Bilionário, Horn assumiu o compromisso de doar 60% da sua fortuna, começando ainda em vida. Dado o grande volume de dinheiro envolvido, a iniciativa exige o trabalho de um time com cerca de 20 a 25 funcionários atuando na escolha de projetos, logística dos repasses e governança. A palavra final na hora das escolhas é de Horn.

Entre os projetos que apoia está o Instituto Liberta, comandado por Luciana Temer e voltado a combater a exploração sexual de meninas. Em outro flanco, ajuda a Escola de Dança Fernanda Bianchini, que ensina balé a crianças cegas.

Horn também é parte do Movimento Bem Maior, que conta com os empresários Rubens Menin (MRV), Eugênio Mattar (Localiza) e o apresentador Luciano Huck. O intuito ali é incentivar a classe empresarial a fazer doações. Já no projeto mais recente, Horn está reunindo um grupo ainda maior de empresários para fazer caridade e que será divulgado em breve.

Horn acredita que a disposição da classe empresarial para fazer doações ainda é tímida, mas vem aumentando. “Nunca é demais. Sempre tem coisas para se fazer”, observa. Questionado sobre a proposta de taxação de grandes fortunas, diz ser a favor. “Tem que ter, desde que o dinheiro vá para causas sociais. O que não pode é jogar o dinheiro fora.”

O dono da Cyrela conta que voltou atrás várias vezes na sua decisão de lançar o livro porque sentia vergonha. “Tinha vergonha de ser um livro sem conteúdo, sem sucesso, parecer autopromoção”, conta. A decisão de levar o livro adiante teve o incentivo da família e da escritora, e foi uma forma de engajar mais pessoas nas causas sociais. “O que eu espero com esse livro é que o bem se transmita”. Na abertura, dedica o livro aos seus bisnetos, trinetos e tataranetos “a quem não irá conhecer”.

---*---

A fazer >>
• A. Liste todas as pessoas que o texto sobre Horn menciona como integrantes do Movimento Bem Maior, sem contar o próprio Horn.
• B. Transcreva o trecho do texto sobre Horn de "Entre os projetos" até "a crianças cegas.".
• C. Responda com base no texto sobre Horn:
(i) Que percentual da sua fortuna Horn se comprometeu a doar?
(ii) O que a Escola de Dança Fernanda Bianchini ensina, e a quem?
(iii) A quem Horn dedica o livro na abertura?

Dados fornecidos >>
---*---

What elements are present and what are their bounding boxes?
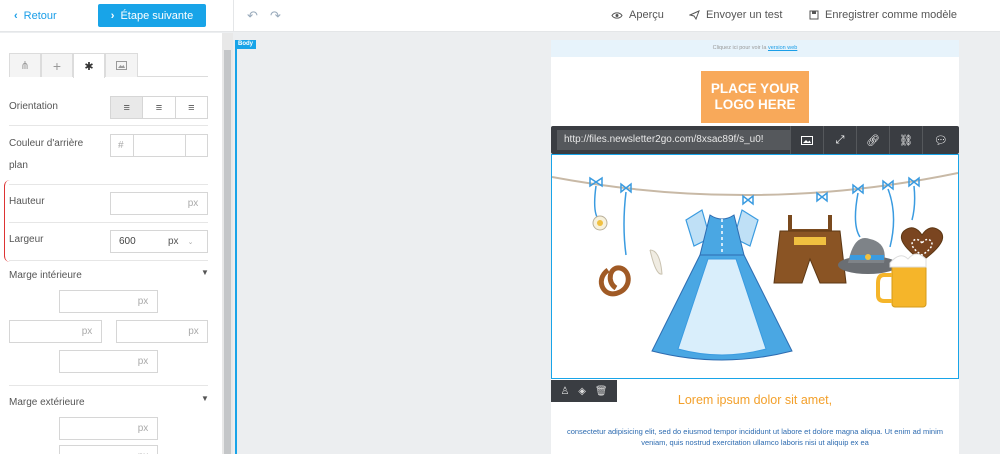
next-step-label: Étape suivante [120, 9, 194, 22]
padding-top-input[interactable] [59, 290, 130, 313]
orientation-selector: ≡ ≡ ≡ [110, 96, 208, 119]
preheader-text: Cliquez ici pour voir la [712, 45, 767, 51]
divider [9, 125, 208, 126]
save-template-label: Enregistrer comme modèle [825, 9, 958, 21]
content-paragraph[interactable]: consectetur adipisicing elit, sed do eiu… [562, 426, 948, 448]
preview-label: Aperçu [629, 9, 664, 21]
divider [9, 385, 208, 386]
body-outline [235, 40, 237, 454]
expand-icon: ⤢ [835, 133, 845, 146]
paper-plane-icon [689, 10, 700, 20]
replace-image-button[interactable] [790, 126, 823, 154]
selected-image-block[interactable] [551, 154, 959, 379]
comment-button[interactable]: 💬︎ [922, 126, 959, 154]
caret-down-icon[interactable]: ▼ [201, 394, 209, 403]
divider [9, 222, 208, 223]
chevron-right-icon: › [110, 9, 115, 22]
tab-image[interactable] [105, 53, 138, 77]
redo-icon[interactable]: ↷ [270, 8, 281, 24]
link-icon: 🔗︎ [866, 134, 880, 147]
padding-right-input[interactable] [116, 320, 181, 343]
gear-icon: ✱ [84, 60, 94, 73]
align-left-button[interactable]: ≡ [111, 97, 144, 118]
unlink-icon: ⛓︎ [899, 134, 913, 147]
comment-icon: 💬︎ [934, 134, 948, 147]
chevron-left-icon: ‹ [14, 10, 18, 22]
divider [9, 260, 208, 261]
bg-color-label: Couleur d'arrière plan [9, 138, 84, 171]
margin-left-unit: px [129, 445, 158, 454]
bg-color-hash: # [110, 134, 134, 157]
back-button-label: Retour [23, 10, 57, 22]
sitemap-icon: ⋔ [20, 60, 30, 72]
link-button[interactable]: 🔗︎ [856, 126, 889, 154]
divider [9, 184, 208, 185]
sidebar-scroll-thumb[interactable] [224, 50, 231, 454]
margin-label: Marge extérieure [9, 397, 85, 408]
logo-placeholder[interactable]: PLACE YOUR LOGO HERE [701, 71, 809, 123]
align-center-button[interactable]: ≡ [143, 97, 176, 118]
send-test-label: Envoyer un test [706, 9, 783, 21]
sidebar-tabs: ⋔ + ✱ [9, 53, 208, 78]
unlink-button[interactable]: ⛓︎ [889, 126, 922, 154]
align-left-icon: ≡ [123, 101, 130, 114]
margin-left-input[interactable] [59, 445, 130, 454]
bg-color-swatch[interactable] [186, 134, 208, 157]
padding-bottom-input[interactable] [59, 350, 130, 373]
web-version-link[interactable]: version web [768, 45, 797, 51]
send-test-button[interactable]: Envoyer un test [689, 9, 782, 21]
padding-left-input[interactable] [9, 320, 74, 343]
body-badge[interactable]: Body [235, 40, 256, 49]
resize-button[interactable]: ⤢ [823, 126, 856, 154]
chevron-down-icon: ⌄ [187, 238, 194, 246]
image-icon [116, 61, 127, 70]
margin-top-input[interactable] [59, 417, 130, 440]
padding-bottom-unit: px [129, 350, 158, 373]
oktoberfest-illustration [552, 172, 958, 361]
bg-color-input[interactable] [133, 134, 186, 157]
eye-icon [611, 11, 623, 19]
save-template-button[interactable]: Enregistrer comme modèle [809, 9, 957, 21]
padding-left-unit: px [73, 320, 102, 343]
width-input[interactable]: 600 [110, 230, 158, 253]
undo-icon[interactable]: ↶ [247, 8, 258, 24]
floppy-disk-icon [809, 10, 819, 20]
width-unit-value: px [168, 236, 179, 247]
align-right-icon: ≡ [188, 101, 195, 114]
padding-right-unit: px [180, 320, 208, 343]
back-button[interactable]: ‹ Retour [14, 6, 57, 26]
tab-settings[interactable]: ✱ [73, 53, 105, 78]
orientation-label: Orientation [9, 101, 58, 112]
preview-button[interactable]: Aperçu [611, 9, 664, 21]
padding-label: Marge intérieure [9, 270, 82, 281]
top-bar: ‹ Retour › Étape suivante ↶ ↷ Aperçu Env… [0, 0, 1000, 32]
annotation-mark [4, 180, 10, 262]
image-icon [801, 135, 813, 145]
content-heading[interactable]: Lorem ipsum dolor sit amet, [551, 393, 959, 407]
image-url-field[interactable]: http://files.newsletter2go.com/8xsac89f/… [557, 130, 790, 150]
tab-structure[interactable]: ⋔ [9, 53, 41, 77]
height-label: Hauteur [9, 196, 45, 207]
padding-top-unit: px [129, 290, 158, 313]
margin-top-unit: px [129, 417, 158, 440]
width-unit-select[interactable]: px ⌄ [157, 230, 208, 253]
preheader[interactable]: Cliquez ici pour voir la version web [551, 40, 959, 57]
plus-icon: + [52, 57, 62, 74]
height-input[interactable] [110, 192, 180, 215]
settings-sidebar: ⋔ + ✱ Orientation ≡ ≡ ≡ Couleur d'arrièr… [0, 33, 222, 454]
tab-add[interactable]: + [41, 53, 73, 77]
align-right-button[interactable]: ≡ [176, 97, 207, 118]
caret-down-icon[interactable]: ▼ [201, 268, 209, 277]
align-center-icon: ≡ [155, 101, 163, 114]
height-unit: px [179, 192, 208, 215]
width-label: Largeur [9, 234, 44, 245]
next-step-button[interactable]: › Étape suivante [98, 4, 206, 27]
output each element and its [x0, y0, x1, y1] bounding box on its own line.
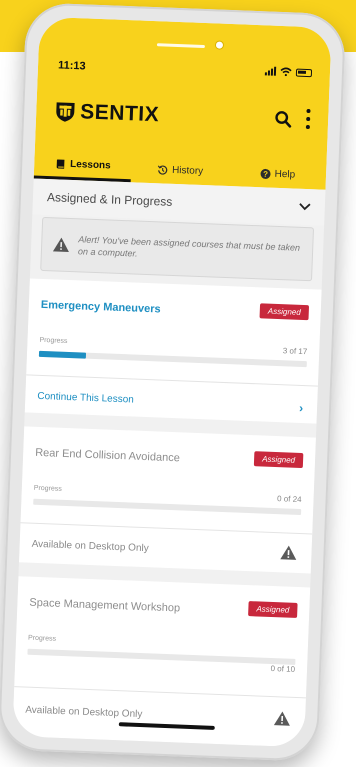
svg-text:?: ?: [262, 169, 267, 178]
phone-device: 11:13 SENTIX Lessons History ? Help Assi…: [0, 2, 347, 762]
assigned-badge: Assigned: [253, 451, 304, 469]
help-icon: ?: [260, 168, 271, 179]
card-divider: [26, 374, 318, 387]
section-title: Assigned & In Progress: [46, 190, 173, 209]
lesson-title: Rear End Collision Avoidance: [34, 446, 181, 465]
progress-bar: [27, 648, 296, 665]
chevron-down-icon[interactable]: [299, 203, 311, 211]
tab-history[interactable]: History: [131, 154, 229, 186]
lesson-title: Space Management Workshop: [29, 596, 181, 615]
lesson-card[interactable]: Emergency Maneuvers Assigned Progress 3 …: [24, 278, 322, 424]
speaker-notch: [156, 43, 205, 49]
warning-icon: [280, 545, 297, 560]
lesson-card[interactable]: Rear End Collision Avoidance Assigned Pr…: [18, 426, 316, 574]
progress-label: Progress: [33, 484, 62, 493]
alert-banner: Alert! You've been assigned courses that…: [40, 216, 315, 282]
card-divider: [20, 522, 313, 535]
tab-history-label: History: [171, 164, 204, 177]
warning-icon: [52, 237, 69, 252]
assigned-badge: Assigned: [259, 303, 310, 321]
progress-bar: [33, 498, 302, 516]
card-divider: [14, 686, 306, 699]
progress-count: 3 of 17: [282, 346, 308, 357]
tab-help-label: Help: [274, 168, 296, 181]
continue-lesson-link[interactable]: Continue This Lesson: [37, 391, 134, 406]
desktop-only-text: Available on Desktop Only: [25, 704, 143, 721]
lesson-card[interactable]: Space Management Workshop Assigned Progr…: [12, 576, 311, 748]
brand-name: SENTIX: [79, 100, 160, 127]
progress-count: 0 of 10: [270, 663, 296, 674]
lesson-title[interactable]: Emergency Maneuvers: [41, 299, 161, 316]
search-icon[interactable]: [274, 110, 293, 129]
tab-lessons[interactable]: Lessons: [33, 150, 133, 183]
warning-icon: [273, 711, 290, 726]
wifi-icon: [280, 67, 292, 77]
app-header: 11:13 SENTIX Lessons History ? Help: [33, 16, 332, 190]
more-menu-icon[interactable]: [304, 108, 313, 130]
progress-label: Progress: [27, 634, 57, 643]
book-icon: [56, 159, 65, 169]
battery-icon: [295, 68, 313, 77]
progress-fill: [38, 350, 87, 359]
history-icon: [157, 164, 168, 175]
status-time: 11:13: [57, 59, 86, 73]
progress-bar: [38, 350, 307, 368]
tab-help[interactable]: ? Help: [228, 158, 326, 190]
shield-logo-icon: [56, 102, 75, 122]
signal-icon: [264, 66, 277, 76]
status-icons: [264, 66, 313, 77]
desktop-only-text: Available on Desktop Only: [31, 538, 149, 555]
progress-count: 0 of 24: [276, 494, 302, 505]
camera-dot: [214, 40, 225, 50]
assigned-badge: Assigned: [248, 601, 298, 618]
tab-lessons-label: Lessons: [69, 158, 111, 172]
chevron-right-icon[interactable]: ›: [299, 401, 304, 415]
sentix-logo: SENTIX: [54, 99, 160, 127]
progress-label: Progress: [39, 336, 68, 345]
alert-text: Alert! You've been assigned courses that…: [77, 234, 301, 259]
phone-screen: 11:13 SENTIX Lessons History ? Help Assi…: [12, 16, 332, 748]
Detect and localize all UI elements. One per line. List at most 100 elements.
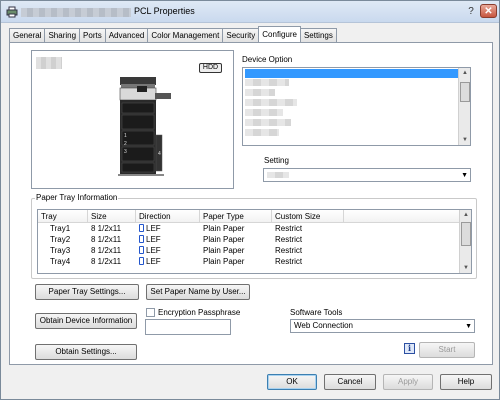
direction-cell: LEF <box>136 234 200 245</box>
tab-configure[interactable]: Configure <box>258 26 301 42</box>
encryption-passphrase-input[interactable] <box>145 319 231 335</box>
chevron-down-icon: ▼ <box>461 172 468 179</box>
paper-direction-icon <box>139 235 144 243</box>
svg-text:4: 4 <box>158 151 161 157</box>
paper-type-cell: Plain Paper <box>203 257 245 266</box>
setting-label: Setting <box>264 156 289 165</box>
paper-direction-icon <box>139 257 144 265</box>
tray-cell: Tray4 <box>50 257 71 266</box>
scroll-thumb[interactable] <box>460 82 470 102</box>
device-option-selected-row[interactable] <box>245 69 468 78</box>
direction-label: LEF <box>146 246 161 255</box>
direction-label: LEF <box>146 224 161 233</box>
tab-general[interactable]: General <box>9 28 46 42</box>
printer-name-redacted <box>21 8 131 17</box>
encryption-passphrase-checkbox[interactable] <box>146 308 155 317</box>
help-button[interactable]: Help <box>440 374 492 390</box>
tray-cell: Tray2 <box>50 235 71 244</box>
device-option-list[interactable]: ▲ ▼ <box>242 67 471 146</box>
direction-label: LEF <box>146 257 161 266</box>
list-item[interactable] <box>245 79 468 88</box>
device-list-scrollbar[interactable]: ▲ ▼ <box>458 68 470 145</box>
column-header-direction[interactable]: Direction <box>136 210 200 223</box>
table-row[interactable]: Tray2 8 1/2x11 LEF Plain Paper Restrict <box>38 234 471 245</box>
list-item[interactable] <box>245 109 468 118</box>
paper-tray-group-label: Paper Tray Information <box>35 193 119 202</box>
size-cell: 8 1/2x11 <box>91 246 122 255</box>
tab-security[interactable]: Security <box>222 28 260 42</box>
custom-size-cell: Restrict <box>275 257 303 266</box>
scroll-down-icon[interactable]: ▼ <box>459 135 470 145</box>
printer-image: 1 2 3 4 <box>118 77 171 176</box>
table-row[interactable]: Tray1 8 1/2x11 LEF Plain Paper Restrict <box>38 223 471 234</box>
table-row[interactable]: Tray3 8 1/2x11 LEF Plain Paper Restrict <box>38 245 471 256</box>
custom-size-cell: Restrict <box>275 235 303 244</box>
custom-size-cell: Restrict <box>275 224 303 233</box>
paper-tray-table[interactable]: Tray Size Direction Paper Type Custom Si… <box>37 209 472 274</box>
table-row[interactable]: Tray4 8 1/2x11 LEF Plain Paper Restrict <box>38 256 471 267</box>
software-tools-label: Software Tools <box>290 308 343 317</box>
properties-window: PCL Properties ? ✕ General Sharing Ports… <box>0 0 500 400</box>
direction-label: LEF <box>146 235 161 244</box>
paper-type-cell: Plain Paper <box>203 235 245 244</box>
printer-app-icon <box>6 6 18 18</box>
info-icon[interactable]: i <box>404 343 415 354</box>
paper-direction-icon <box>139 246 144 254</box>
paper-direction-icon <box>139 224 144 232</box>
help-icon[interactable]: ? <box>464 4 478 18</box>
svg-text:2: 2 <box>124 141 127 147</box>
tray-cell: Tray1 <box>50 224 71 233</box>
column-header-tray[interactable]: Tray <box>38 210 88 223</box>
size-cell: 8 1/2x11 <box>91 257 122 266</box>
window-title: PCL Properties <box>134 6 195 16</box>
custom-size-cell: Restrict <box>275 246 303 255</box>
device-option-label: Device Option <box>242 55 293 64</box>
ok-button[interactable]: OK <box>267 374 317 390</box>
scroll-up-icon[interactable]: ▲ <box>459 68 470 78</box>
tab-advanced[interactable]: Advanced <box>104 28 149 42</box>
svg-text:1: 1 <box>124 133 127 139</box>
tab-sharing[interactable]: Sharing <box>44 28 81 42</box>
paper-type-cell: Plain Paper <box>203 224 245 233</box>
list-item[interactable] <box>245 119 468 128</box>
chevron-down-icon: ▼ <box>465 323 472 330</box>
column-header-custom-size[interactable]: Custom Size <box>272 210 344 223</box>
apply-button[interactable]: Apply <box>383 374 433 390</box>
tray-rows: Tray1 8 1/2x11 LEF Plain Paper Restrict Tray2… <box>38 223 471 267</box>
size-cell: 8 1/2x11 <box>91 235 122 244</box>
set-paper-name-button[interactable]: Set Paper Name by User... <box>146 284 250 300</box>
direction-cell: LEF <box>136 256 200 267</box>
column-header-size[interactable]: Size <box>88 210 136 223</box>
software-tools-select[interactable]: Web Connection ▼ <box>290 319 475 333</box>
svg-text:3: 3 <box>124 149 127 155</box>
column-header-paper-type[interactable]: Paper Type <box>200 210 272 223</box>
list-item[interactable] <box>245 99 468 108</box>
obtain-settings-button[interactable]: Obtain Settings... <box>35 344 137 360</box>
paper-tray-settings-button[interactable]: Paper Tray Settings... <box>35 284 139 300</box>
close-icon[interactable]: ✕ <box>480 4 497 18</box>
tab-strip: General Sharing Ports Advanced Color Man… <box>9 26 337 42</box>
tab-ports[interactable]: Ports <box>79 28 106 42</box>
scroll-up-icon[interactable]: ▲ <box>460 210 471 220</box>
cancel-button[interactable]: Cancel <box>324 374 376 390</box>
tab-color-management[interactable]: Color Management <box>147 28 224 42</box>
scroll-thumb[interactable] <box>461 222 471 246</box>
start-button[interactable]: Start <box>419 342 475 358</box>
setting-select[interactable]: ▼ <box>263 168 471 182</box>
direction-cell: LEF <box>136 245 200 256</box>
encryption-passphrase-label: Encryption Passphrase <box>158 308 241 317</box>
list-item[interactable] <box>245 89 468 98</box>
scroll-down-icon[interactable]: ▼ <box>460 263 471 273</box>
tray-table-scrollbar[interactable]: ▲ ▼ <box>459 210 471 273</box>
software-tools-value: Web Connection <box>294 321 353 330</box>
list-item[interactable] <box>245 129 468 138</box>
tray-cell: Tray3 <box>50 246 71 255</box>
size-cell: 8 1/2x11 <box>91 224 122 233</box>
printer-preview: HDD 1 2 3 4 <box>31 50 234 189</box>
tab-settings[interactable]: Settings <box>299 28 337 42</box>
direction-cell: LEF <box>136 223 200 234</box>
table-header: Tray Size Direction Paper Type Custom Si… <box>38 210 471 223</box>
obtain-device-information-button[interactable]: Obtain Device Information <box>35 313 137 329</box>
paper-type-cell: Plain Paper <box>203 246 245 255</box>
title-bar: PCL Properties ? ✕ <box>1 1 499 23</box>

---*---

Respostas por tarefa >>
• A. Rubens Menin, Eugênio Mattar, Luciano Huck

• B.
Entre os projetos que apoia está o Instituto Liberta, comandado por Luciana Temer e voltado a combater a exploração sexual de meninas. Em outro flanco, ajuda a Escola de Dança Fernanda Bianchini, que ensina balé a crianças cegas.

• C.
(i) 60% da sua fortuna.
(ii) Ensina balé a crianças cegas.
(iii) Aos seus bisnetos, trinetos e tataranetos.